*Dataset entries*:
--*--

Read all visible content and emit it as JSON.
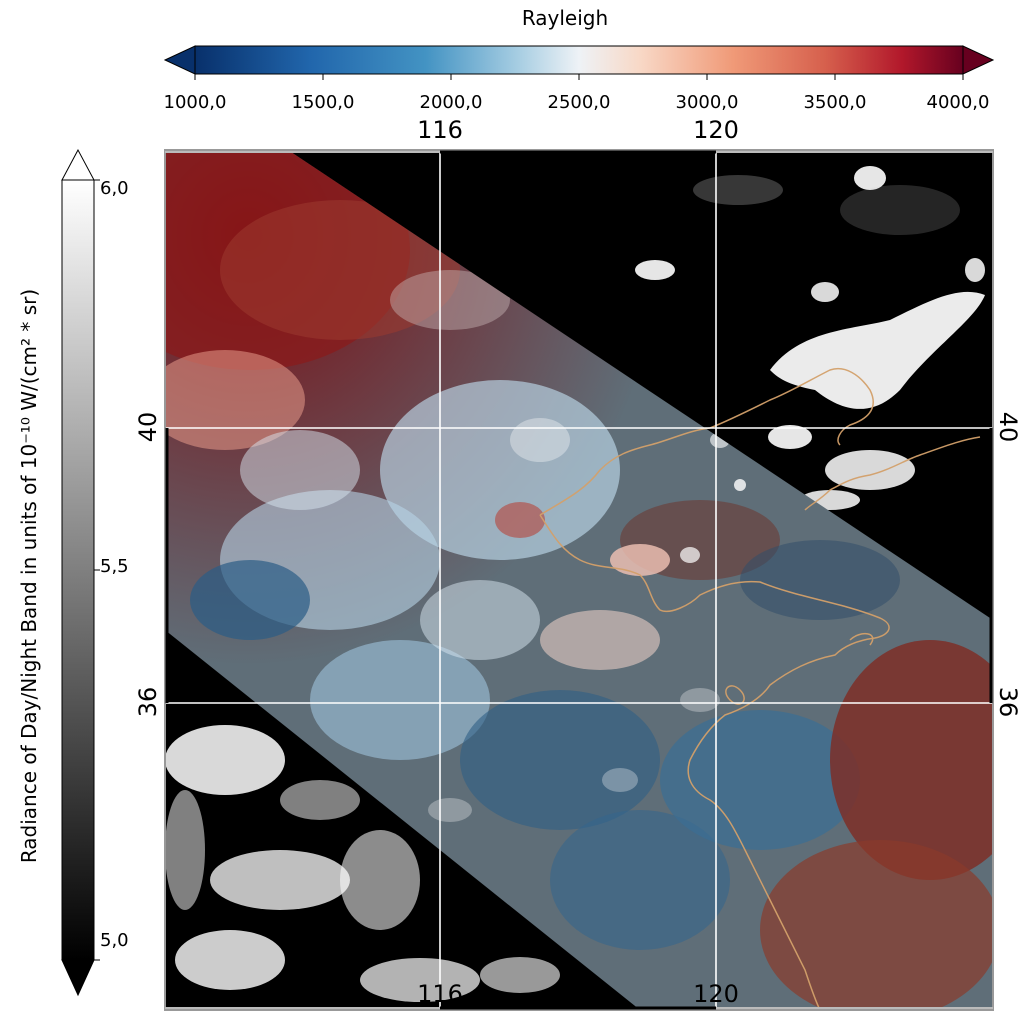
{
  "top_colorbar": {
    "title": "Rayleigh",
    "ticks": [
      "1000,0",
      "1500,0",
      "2000,0",
      "2500,0",
      "3000,0",
      "3500,0",
      "4000,0"
    ],
    "range": [
      1000,
      4000
    ],
    "colors": [
      "#08306b",
      "#2166ac",
      "#4393c3",
      "#92c5de",
      "#e6eef5",
      "#f7d5c4",
      "#f4a582",
      "#d6604d",
      "#b2182b",
      "#67001f"
    ]
  },
  "left_colorbar": {
    "title": "Radiance of Day/Night Band in units of 10⁻¹⁰ W/(cm² * sr)",
    "ticks": [
      "6,0",
      "5,5",
      "5,0"
    ],
    "range": [
      5.0,
      6.0
    ],
    "colors": [
      "#000000",
      "#ffffff"
    ]
  },
  "map": {
    "lon_labels_top": [
      "116",
      "120"
    ],
    "lon_labels_bottom": [
      "116",
      "120"
    ],
    "lat_labels_left": [
      "40",
      "36"
    ],
    "lat_labels_right": [
      "40",
      "36"
    ],
    "lon_lines": [
      116,
      120
    ],
    "lat_lines": [
      40,
      36
    ],
    "coastline_color": "#d3a06a",
    "grid_color": "#ffffff"
  }
}
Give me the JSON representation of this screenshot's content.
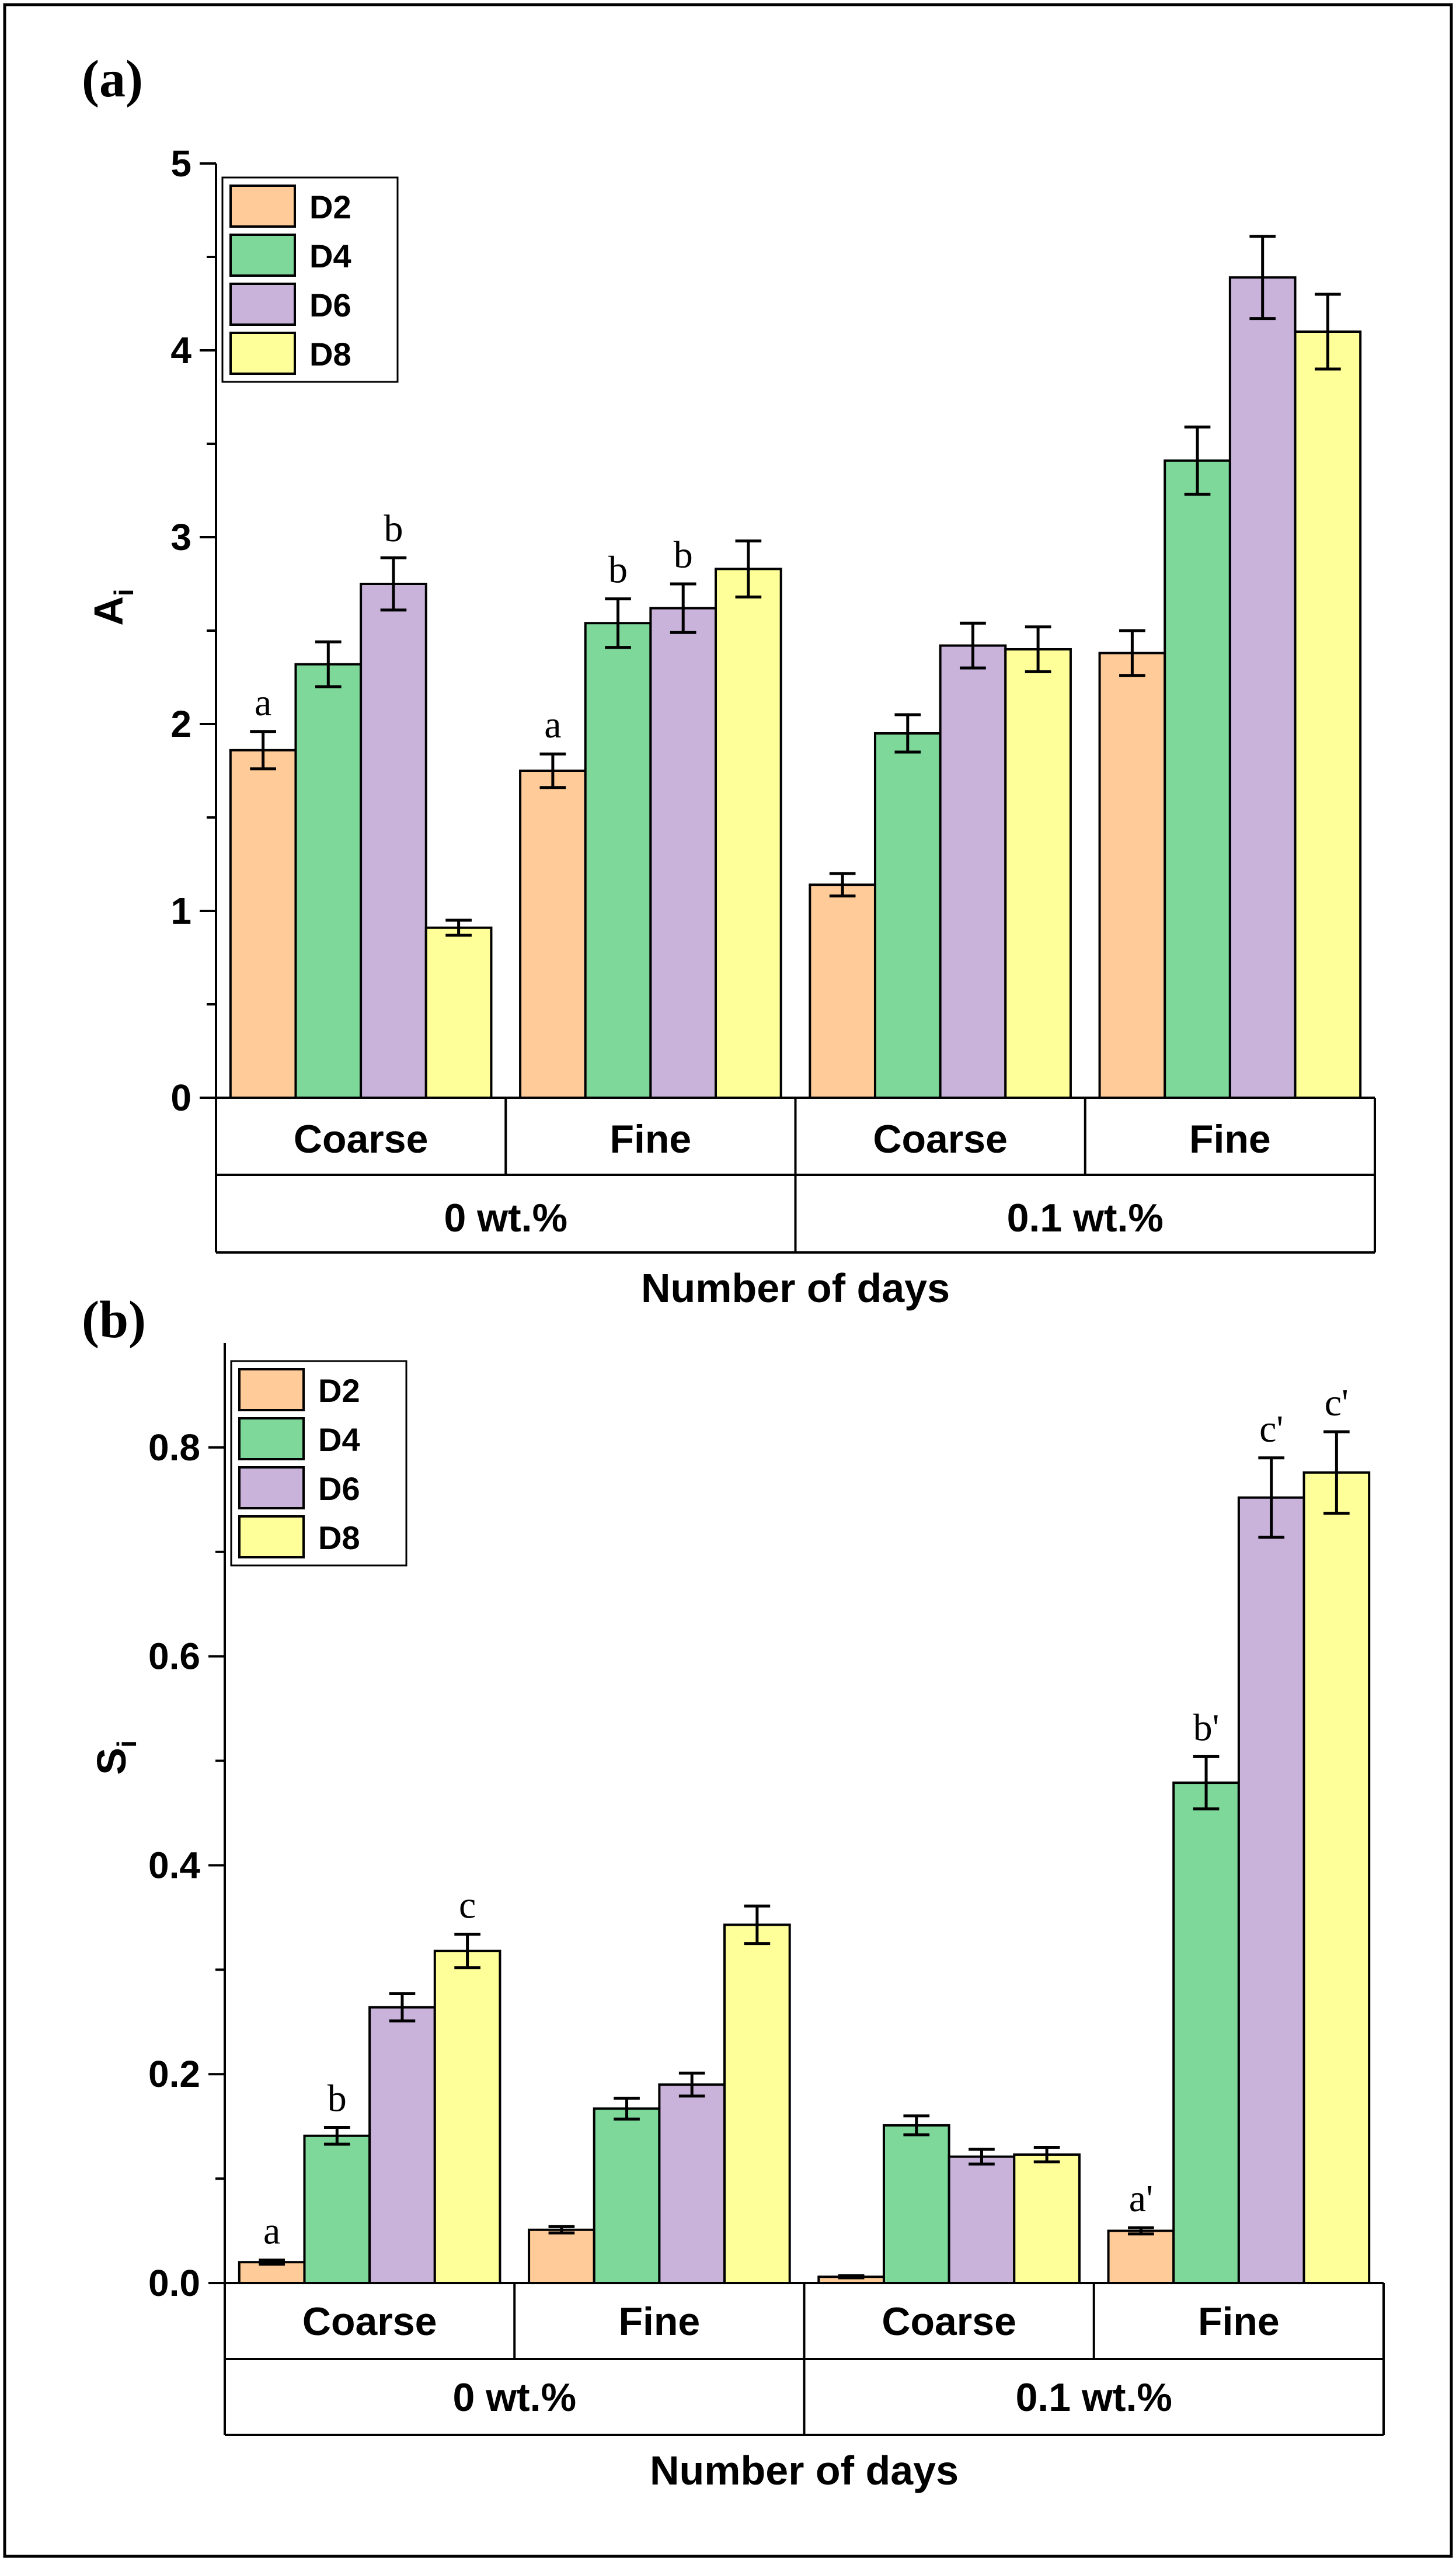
{
  "colors": {
    "D2": "#FFCC99",
    "D4": "#7ED89A",
    "D6": "#C9B3DB",
    "D8": "#FFFF99"
  },
  "chart_data": [
    {
      "type": "bar",
      "panel": "(a)",
      "ylabel": "A",
      "ylabel_sub": "i",
      "xlabel": "Number of days",
      "ylim": [
        0,
        5
      ],
      "yticks": [
        0,
        1,
        2,
        3,
        4,
        5
      ],
      "ytick_labels": [
        "0",
        "1",
        "2",
        "3",
        "4",
        "5"
      ],
      "categories": [
        "Coarse",
        "Fine",
        "Coarse",
        "Fine"
      ],
      "groups": [
        "0 wt.%",
        "0.1 wt.%"
      ],
      "series": [
        {
          "name": "D2",
          "values": [
            1.86,
            1.75,
            1.14,
            2.38
          ],
          "errors": [
            0.1,
            0.09,
            0.06,
            0.12
          ],
          "labels": [
            "a",
            "a",
            "",
            ""
          ]
        },
        {
          "name": "D4",
          "values": [
            2.32,
            2.54,
            1.95,
            3.41
          ],
          "errors": [
            0.12,
            0.13,
            0.1,
            0.18
          ],
          "labels": [
            "",
            "b",
            "",
            ""
          ]
        },
        {
          "name": "D6",
          "values": [
            2.75,
            2.62,
            2.42,
            4.39
          ],
          "errors": [
            0.14,
            0.13,
            0.12,
            0.22
          ],
          "labels": [
            "b",
            "b",
            "",
            ""
          ]
        },
        {
          "name": "D8",
          "values": [
            0.91,
            2.83,
            2.4,
            4.1
          ],
          "errors": [
            0.04,
            0.15,
            0.12,
            0.2
          ],
          "labels": [
            "",
            "",
            "",
            ""
          ]
        }
      ],
      "legend": [
        "D2",
        "D4",
        "D6",
        "D8"
      ]
    },
    {
      "type": "bar",
      "panel": "(b)",
      "ylabel": "S",
      "ylabel_sub": "i",
      "xlabel": "Number of days",
      "ylim": [
        0,
        0.9
      ],
      "yticks": [
        0,
        0.2,
        0.4,
        0.6,
        0.8
      ],
      "ytick_labels": [
        "0.0",
        "0.2",
        "0.4",
        "0.6",
        "0.8"
      ],
      "categories": [
        "Coarse",
        "Fine",
        "Coarse",
        "Fine"
      ],
      "groups": [
        "0 wt.%",
        "0.1 wt.%"
      ],
      "series": [
        {
          "name": "D2",
          "values": [
            0.02,
            0.051,
            0.006,
            0.05
          ],
          "errors": [
            0.002,
            0.003,
            0.001,
            0.003
          ],
          "labels": [
            "a",
            "",
            "",
            "a'"
          ]
        },
        {
          "name": "D4",
          "values": [
            0.141,
            0.167,
            0.151,
            0.479
          ],
          "errors": [
            0.008,
            0.01,
            0.009,
            0.025
          ],
          "labels": [
            "b",
            "",
            "",
            "b'"
          ]
        },
        {
          "name": "D6",
          "values": [
            0.264,
            0.19,
            0.121,
            0.752
          ],
          "errors": [
            0.013,
            0.011,
            0.007,
            0.038
          ],
          "labels": [
            "",
            "",
            "",
            "c'"
          ]
        },
        {
          "name": "D8",
          "values": [
            0.318,
            0.343,
            0.123,
            0.776
          ],
          "errors": [
            0.016,
            0.018,
            0.007,
            0.039
          ],
          "labels": [
            "c",
            "",
            "",
            "c'"
          ]
        }
      ],
      "legend": [
        "D2",
        "D4",
        "D6",
        "D8"
      ]
    }
  ]
}
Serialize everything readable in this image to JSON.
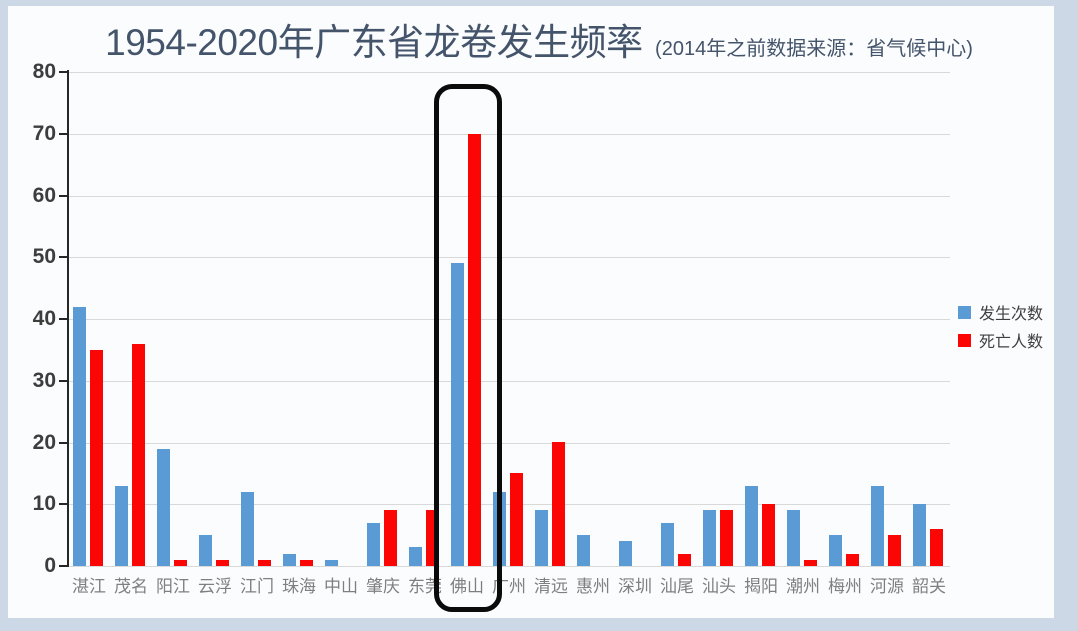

--*--

*What you should do*: Using the material above, retype each entry exactly and omit the pictures.

*Solution to the problem*:
Read all visible content and emit it as JSON.
{
  "top_colorbar": {
    "title": "Rayleigh",
    "ticks": [
      "1000,0",
      "1500,0",
      "2000,0",
      "2500,0",
      "3000,0",
      "3500,0",
      "4000,0"
    ],
    "range": [
      1000,
      4000
    ],
    "colors": [
      "#08306b",
      "#2166ac",
      "#4393c3",
      "#92c5de",
      "#e6eef5",
      "#f7d5c4",
      "#f4a582",
      "#d6604d",
      "#b2182b",
      "#67001f"
    ]
  },
  "left_colorbar": {
    "title": "Radiance of Day/Night Band in units of 10⁻¹⁰ W/(cm² * sr)",
    "ticks": [
      "6,0",
      "5,5",
      "5,0"
    ],
    "range": [
      5.0,
      6.0
    ],
    "colors": [
      "#000000",
      "#ffffff"
    ]
  },
  "map": {
    "lon_labels_top": [
      "116",
      "120"
    ],
    "lon_labels_bottom": [
      "116",
      "120"
    ],
    "lat_labels_left": [
      "40",
      "36"
    ],
    "lat_labels_right": [
      "40",
      "36"
    ],
    "lon_lines": [
      116,
      120
    ],
    "lat_lines": [
      40,
      36
    ],
    "coastline_color": "#d3a06a",
    "grid_color": "#ffffff"
  }
}
Give me the JSON representation of this screenshot's content.
{
  "colors": {
    "D2": "#FFCC99",
    "D4": "#7ED89A",
    "D6": "#C9B3DB",
    "D8": "#FFFF99"
  },
  "chart_data": [
    {
      "type": "bar",
      "panel": "(a)",
      "ylabel": "A",
      "ylabel_sub": "i",
      "xlabel": "Number of days",
      "ylim": [
        0,
        5
      ],
      "yticks": [
        0,
        1,
        2,
        3,
        4,
        5
      ],
      "ytick_labels": [
        "0",
        "1",
        "2",
        "3",
        "4",
        "5"
      ],
      "categories": [
        "Coarse",
        "Fine",
        "Coarse",
        "Fine"
      ],
      "groups": [
        "0 wt.%",
        "0.1 wt.%"
      ],
      "series": [
        {
          "name": "D2",
          "values": [
            1.86,
            1.75,
            1.14,
            2.38
          ],
          "errors": [
            0.1,
            0.09,
            0.06,
            0.12
          ],
          "labels": [
            "a",
            "a",
            "",
            ""
          ]
        },
        {
          "name": "D4",
          "values": [
            2.32,
            2.54,
            1.95,
            3.41
          ],
          "errors": [
            0.12,
            0.13,
            0.1,
            0.18
          ],
          "labels": [
            "",
            "b",
            "",
            ""
          ]
        },
        {
          "name": "D6",
          "values": [
            2.75,
            2.62,
            2.42,
            4.39
          ],
          "errors": [
            0.14,
            0.13,
            0.12,
            0.22
          ],
          "labels": [
            "b",
            "b",
            "",
            ""
          ]
        },
        {
          "name": "D8",
          "values": [
            0.91,
            2.83,
            2.4,
            4.1
          ],
          "errors": [
            0.04,
            0.15,
            0.12,
            0.2
          ],
          "labels": [
            "",
            "",
            "",
            ""
          ]
        }
      ],
      "legend": [
        "D2",
        "D4",
        "D6",
        "D8"
      ]
    },
    {
      "type": "bar",
      "panel": "(b)",
      "ylabel": "S",
      "ylabel_sub": "i",
      "xlabel": "Number of days",
      "ylim": [
        0,
        0.9
      ],
      "yticks": [
        0,
        0.2,
        0.4,
        0.6,
        0.8
      ],
      "ytick_labels": [
        "0.0",
        "0.2",
        "0.4",
        "0.6",
        "0.8"
      ],
      "categories": [
        "Coarse",
        "Fine",
        "Coarse",
        "Fine"
      ],
      "groups": [
        "0 wt.%",
        "0.1 wt.%"
      ],
      "series": [
        {
          "name": "D2",
          "values": [
            0.02,
            0.051,
            0.006,
            0.05
          ],
          "errors": [
            0.002,
            0.003,
            0.001,
            0.003
          ],
          "labels": [
            "a",
            "",
            "",
            "a'"
          ]
        },
        {
          "name": "D4",
          "values": [
            0.141,
            0.167,
            0.151,
            0.479
          ],
          "errors": [
            0.008,
            0.01,
            0.009,
            0.025
          ],
          "labels": [
            "b",
            "",
            "",
            "b'"
          ]
        },
        {
          "name": "D6",
          "values": [
            0.264,
            0.19,
            0.121,
            0.752
          ],
          "errors": [
            0.013,
            0.011,
            0.007,
            0.038
          ],
          "labels": [
            "",
            "",
            "",
            "c'"
          ]
        },
        {
          "name": "D8",
          "values": [
            0.318,
            0.343,
            0.123,
            0.776
          ],
          "errors": [
            0.016,
            0.018,
            0.007,
            0.039
          ],
          "labels": [
            "c",
            "",
            "",
            "c'"
          ]
        }
      ],
      "legend": [
        "D2",
        "D4",
        "D6",
        "D8"
      ]
    }
  ]
}
Serialize everything readable in this image to JSON.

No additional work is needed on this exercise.